Stored items
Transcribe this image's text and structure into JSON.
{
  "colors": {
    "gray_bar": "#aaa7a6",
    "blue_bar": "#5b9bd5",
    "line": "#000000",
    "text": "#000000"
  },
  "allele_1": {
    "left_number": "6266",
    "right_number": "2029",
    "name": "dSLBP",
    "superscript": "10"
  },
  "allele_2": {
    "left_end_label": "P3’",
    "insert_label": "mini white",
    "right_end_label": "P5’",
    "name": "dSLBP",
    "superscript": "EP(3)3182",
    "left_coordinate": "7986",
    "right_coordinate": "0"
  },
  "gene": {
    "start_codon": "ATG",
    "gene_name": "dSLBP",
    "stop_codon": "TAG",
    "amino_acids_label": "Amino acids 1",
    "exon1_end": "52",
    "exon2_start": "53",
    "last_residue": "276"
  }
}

## Problem description:
The records above should be duplicated in full, exactly as given.

## The result:
Transcribe this image's text and structure into JSON.
{
  "colors": {
    "gray_bar": "#aaa7a6",
    "blue_bar": "#5b9bd5",
    "line": "#000000",
    "text": "#000000"
  },
  "allele_1": {
    "left_number": "6266",
    "right_number": "2029",
    "name": "dSLBP",
    "superscript": "10"
  },
  "allele_2": {
    "left_end_label": "P3’",
    "insert_label": "mini white",
    "right_end_label": "P5’",
    "name": "dSLBP",
    "superscript": "EP(3)3182",
    "left_coordinate": "7986",
    "right_coordinate": "0"
  },
  "gene": {
    "start_codon": "ATG",
    "gene_name": "dSLBP",
    "stop_codon": "TAG",
    "amino_acids_label": "Amino acids 1",
    "exon1_end": "52",
    "exon2_start": "53",
    "last_residue": "276"
  }
}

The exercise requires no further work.